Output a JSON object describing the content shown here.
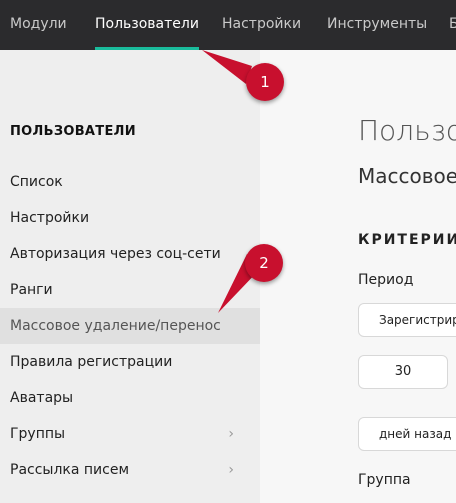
{
  "topnav": {
    "tabs": [
      {
        "label": "Модули"
      },
      {
        "label": "Пользователи"
      },
      {
        "label": "Настройки"
      },
      {
        "label": "Инструменты"
      },
      {
        "label": "Б"
      }
    ],
    "active_index": 1,
    "accent_color": "#1abc9c"
  },
  "sidebar": {
    "heading": "ПОЛЬЗОВАТЕЛИ",
    "items": [
      {
        "label": "Список"
      },
      {
        "label": "Настройки"
      },
      {
        "label": "Авторизация через соц-сети"
      },
      {
        "label": "Ранги"
      },
      {
        "label": "Массовое удаление/перенос"
      },
      {
        "label": "Правила регистрации"
      },
      {
        "label": "Аватары"
      },
      {
        "label": "Группы",
        "chevron": "›"
      },
      {
        "label": "Рассылка писем",
        "chevron": "›"
      }
    ],
    "selected_index": 4
  },
  "main": {
    "title": "Пользо",
    "subtitle": "Массовое",
    "section": "КРИТЕРИИ",
    "period_label": "Период",
    "period_value": "Зарегистрир",
    "number_value": "30",
    "days_value": "дней назад и",
    "group_label": "Группа"
  },
  "markers": [
    {
      "label": "1"
    },
    {
      "label": "2"
    }
  ],
  "marker_color": "#c8102e"
}
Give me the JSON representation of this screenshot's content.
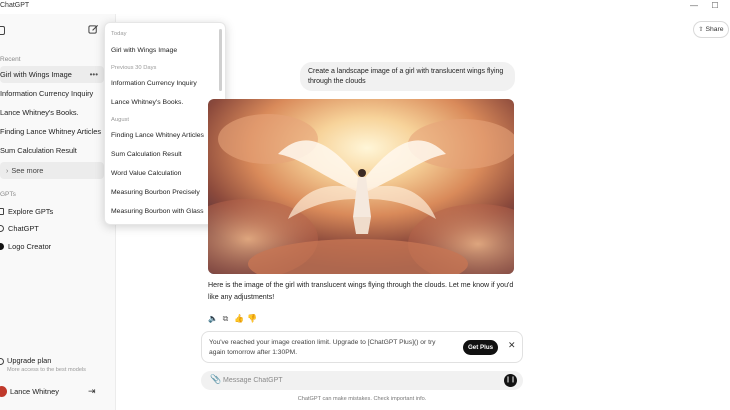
{
  "window": {
    "title": "ChatGPT",
    "minimize": "—",
    "maximize": "☐"
  },
  "sidebar": {
    "recent_label": "Recent",
    "history": [
      {
        "label": "Girl with Wings Image",
        "active": true
      },
      {
        "label": "Information Currency Inquiry"
      },
      {
        "label": "Lance Whitney's Books."
      },
      {
        "label": "Finding Lance Whitney Articles"
      },
      {
        "label": "Sum Calculation Result"
      }
    ],
    "see_more": "See more",
    "gpts_label": "GPTs",
    "gpts": [
      "Explore GPTs",
      "ChatGPT",
      "Logo Creator"
    ],
    "upgrade_title": "Upgrade plan",
    "upgrade_subtitle": "More access to the best models",
    "user_name": "Lance Whitney"
  },
  "popup": {
    "sections": [
      {
        "label": "Today",
        "items": [
          "Girl with Wings Image"
        ]
      },
      {
        "label": "Previous 30 Days",
        "items": [
          "Information Currency Inquiry",
          "Lance Whitney's Books."
        ]
      },
      {
        "label": "August",
        "items": [
          "Finding Lance Whitney Articles",
          "Sum Calculation Result",
          "Word Value Calculation",
          "Measuring Bourbon Precisely",
          "Measuring Bourbon with Glass"
        ]
      }
    ]
  },
  "header": {
    "share_label": "Share"
  },
  "chat": {
    "user_message": "Create a landscape image of a girl with translucent wings flying through the clouds",
    "assistant_reply": "Here is the image of the girl with translucent wings flying through the clouds. Let me know if you'd like any adjustments!"
  },
  "limit_notice": {
    "text": "You've reached your image creation limit. Upgrade to [ChatGPT Plus]() or try again tomorrow after 1:30PM.",
    "button": "Get Plus"
  },
  "composer": {
    "placeholder": "Message ChatGPT"
  },
  "disclaimer": "ChatGPT can make mistakes. Check important info.",
  "colors": {
    "accent": "#111111",
    "sidebar_bg": "#f9f9f9",
    "bubble_bg": "#f1f1f1",
    "avatar": "#c0392b"
  }
}
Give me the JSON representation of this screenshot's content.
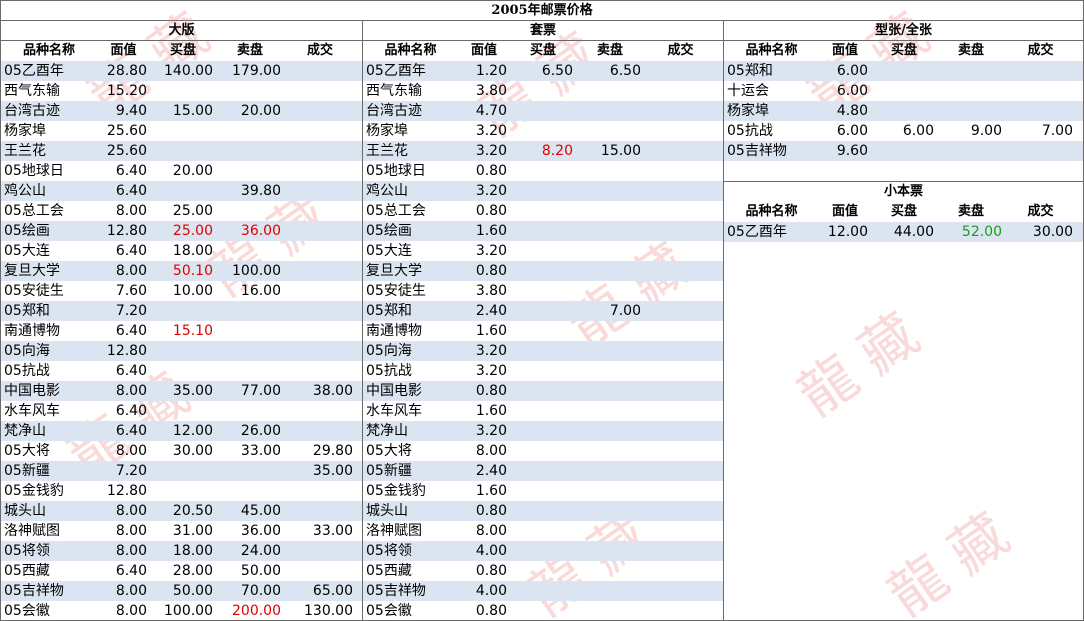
{
  "title": "2005年邮票价格",
  "sections": {
    "large": {
      "header": "大版",
      "columns": [
        "品种名称",
        "面值",
        "买盘",
        "卖盘",
        "成交"
      ],
      "rows": [
        {
          "name": "05乙酉年",
          "face": "28.80",
          "buy": "140.00",
          "sell": "179.00",
          "deal": ""
        },
        {
          "name": "西气东输",
          "face": "15.20",
          "buy": "",
          "sell": "",
          "deal": ""
        },
        {
          "name": "台湾古迹",
          "face": "9.40",
          "buy": "15.00",
          "sell": "20.00",
          "deal": ""
        },
        {
          "name": "杨家埠",
          "face": "25.60",
          "buy": "",
          "sell": "",
          "deal": ""
        },
        {
          "name": "王兰花",
          "face": "25.60",
          "buy": "",
          "sell": "",
          "deal": ""
        },
        {
          "name": "05地球日",
          "face": "6.40",
          "buy": "20.00",
          "sell": "",
          "deal": ""
        },
        {
          "name": "鸡公山",
          "face": "6.40",
          "buy": "",
          "sell": "39.80",
          "deal": ""
        },
        {
          "name": "05总工会",
          "face": "8.00",
          "buy": "25.00",
          "sell": "",
          "deal": ""
        },
        {
          "name": "05绘画",
          "face": "12.80",
          "buy": "25.00",
          "sell": "36.00",
          "deal": "",
          "buy_color": "red",
          "sell_color": "red"
        },
        {
          "name": "05大连",
          "face": "6.40",
          "buy": "18.00",
          "sell": "",
          "deal": ""
        },
        {
          "name": "复旦大学",
          "face": "8.00",
          "buy": "50.10",
          "sell": "100.00",
          "deal": "",
          "buy_color": "red"
        },
        {
          "name": "05安徒生",
          "face": "7.60",
          "buy": "10.00",
          "sell": "16.00",
          "deal": ""
        },
        {
          "name": "05郑和",
          "face": "7.20",
          "buy": "",
          "sell": "",
          "deal": ""
        },
        {
          "name": "南通博物",
          "face": "6.40",
          "buy": "15.10",
          "sell": "",
          "deal": "",
          "buy_color": "red"
        },
        {
          "name": "05向海",
          "face": "12.80",
          "buy": "",
          "sell": "",
          "deal": ""
        },
        {
          "name": "05抗战",
          "face": "6.40",
          "buy": "",
          "sell": "",
          "deal": ""
        },
        {
          "name": "中国电影",
          "face": "8.00",
          "buy": "35.00",
          "sell": "77.00",
          "deal": "38.00"
        },
        {
          "name": "水车风车",
          "face": "6.40",
          "buy": "",
          "sell": "",
          "deal": ""
        },
        {
          "name": "梵净山",
          "face": "6.40",
          "buy": "12.00",
          "sell": "26.00",
          "deal": ""
        },
        {
          "name": "05大将",
          "face": "8.00",
          "buy": "30.00",
          "sell": "33.00",
          "deal": "29.80"
        },
        {
          "name": "05新疆",
          "face": "7.20",
          "buy": "",
          "sell": "",
          "deal": "35.00"
        },
        {
          "name": "05金钱豹",
          "face": "12.80",
          "buy": "",
          "sell": "",
          "deal": ""
        },
        {
          "name": "城头山",
          "face": "8.00",
          "buy": "20.50",
          "sell": "45.00",
          "deal": ""
        },
        {
          "name": "洛神赋图",
          "face": "8.00",
          "buy": "31.00",
          "sell": "36.00",
          "deal": "33.00"
        },
        {
          "name": "05将领",
          "face": "8.00",
          "buy": "18.00",
          "sell": "24.00",
          "deal": ""
        },
        {
          "name": "05西藏",
          "face": "6.40",
          "buy": "28.00",
          "sell": "50.00",
          "deal": ""
        },
        {
          "name": "05吉祥物",
          "face": "8.00",
          "buy": "50.00",
          "sell": "70.00",
          "deal": "65.00"
        },
        {
          "name": "05会徽",
          "face": "8.00",
          "buy": "100.00",
          "sell": "200.00",
          "deal": "130.00",
          "sell_color": "red"
        }
      ]
    },
    "set": {
      "header": "套票",
      "columns": [
        "品种名称",
        "面值",
        "买盘",
        "卖盘",
        "成交"
      ],
      "rows": [
        {
          "name": "05乙酉年",
          "face": "1.20",
          "buy": "6.50",
          "sell": "6.50",
          "deal": ""
        },
        {
          "name": "西气东输",
          "face": "3.80",
          "buy": "",
          "sell": "",
          "deal": ""
        },
        {
          "name": "台湾古迹",
          "face": "4.70",
          "buy": "",
          "sell": "",
          "deal": ""
        },
        {
          "name": "杨家埠",
          "face": "3.20",
          "buy": "",
          "sell": "",
          "deal": ""
        },
        {
          "name": "王兰花",
          "face": "3.20",
          "buy": "8.20",
          "sell": "15.00",
          "deal": "",
          "buy_color": "red"
        },
        {
          "name": "05地球日",
          "face": "0.80",
          "buy": "",
          "sell": "",
          "deal": ""
        },
        {
          "name": "鸡公山",
          "face": "3.20",
          "buy": "",
          "sell": "",
          "deal": ""
        },
        {
          "name": "05总工会",
          "face": "0.80",
          "buy": "",
          "sell": "",
          "deal": ""
        },
        {
          "name": "05绘画",
          "face": "1.60",
          "buy": "",
          "sell": "",
          "deal": ""
        },
        {
          "name": "05大连",
          "face": "3.20",
          "buy": "",
          "sell": "",
          "deal": ""
        },
        {
          "name": "复旦大学",
          "face": "0.80",
          "buy": "",
          "sell": "",
          "deal": ""
        },
        {
          "name": "05安徒生",
          "face": "3.80",
          "buy": "",
          "sell": "",
          "deal": ""
        },
        {
          "name": "05郑和",
          "face": "2.40",
          "buy": "",
          "sell": "7.00",
          "deal": ""
        },
        {
          "name": "南通博物",
          "face": "1.60",
          "buy": "",
          "sell": "",
          "deal": ""
        },
        {
          "name": "05向海",
          "face": "3.20",
          "buy": "",
          "sell": "",
          "deal": ""
        },
        {
          "name": "05抗战",
          "face": "3.20",
          "buy": "",
          "sell": "",
          "deal": ""
        },
        {
          "name": "中国电影",
          "face": "0.80",
          "buy": "",
          "sell": "",
          "deal": ""
        },
        {
          "name": "水车风车",
          "face": "1.60",
          "buy": "",
          "sell": "",
          "deal": ""
        },
        {
          "name": "梵净山",
          "face": "3.20",
          "buy": "",
          "sell": "",
          "deal": ""
        },
        {
          "name": "05大将",
          "face": "8.00",
          "buy": "",
          "sell": "",
          "deal": ""
        },
        {
          "name": "05新疆",
          "face": "2.40",
          "buy": "",
          "sell": "",
          "deal": ""
        },
        {
          "name": "05金钱豹",
          "face": "1.60",
          "buy": "",
          "sell": "",
          "deal": ""
        },
        {
          "name": "城头山",
          "face": "0.80",
          "buy": "",
          "sell": "",
          "deal": ""
        },
        {
          "name": "洛神赋图",
          "face": "8.00",
          "buy": "",
          "sell": "",
          "deal": ""
        },
        {
          "name": "05将领",
          "face": "4.00",
          "buy": "",
          "sell": "",
          "deal": ""
        },
        {
          "name": "05西藏",
          "face": "0.80",
          "buy": "",
          "sell": "",
          "deal": ""
        },
        {
          "name": "05吉祥物",
          "face": "4.00",
          "buy": "",
          "sell": "",
          "deal": ""
        },
        {
          "name": "05会徽",
          "face": "0.80",
          "buy": "",
          "sell": "",
          "deal": ""
        }
      ]
    },
    "sheetlet": {
      "header": "型张/全张",
      "columns": [
        "品种名称",
        "面值",
        "买盘",
        "卖盘",
        "成交"
      ],
      "rows": [
        {
          "name": "05郑和",
          "face": "6.00",
          "buy": "",
          "sell": "",
          "deal": ""
        },
        {
          "name": "十运会",
          "face": "6.00",
          "buy": "",
          "sell": "",
          "deal": ""
        },
        {
          "name": "杨家埠",
          "face": "4.80",
          "buy": "",
          "sell": "",
          "deal": ""
        },
        {
          "name": "05抗战",
          "face": "6.00",
          "buy": "6.00",
          "sell": "9.00",
          "deal": "7.00"
        },
        {
          "name": "05吉祥物",
          "face": "9.60",
          "buy": "",
          "sell": "",
          "deal": ""
        }
      ]
    },
    "booklet": {
      "header": "小本票",
      "columns": [
        "品种名称",
        "面值",
        "买盘",
        "卖盘",
        "成交"
      ],
      "rows": [
        {
          "name": "05乙酉年",
          "face": "12.00",
          "buy": "44.00",
          "sell": "52.00",
          "deal": "30.00",
          "sell_color": "green"
        }
      ]
    }
  },
  "colors": {
    "border": "#6a6a6a",
    "alt_row": "#dbe5f1",
    "red": "#e00000",
    "green": "#18a018",
    "watermark": "#eb7878"
  }
}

● ● ●

**TASK DIRECTIONS**
Go through the data and count each line that has the word "Books", then give the total alone.

**FULL SOLUTION**
2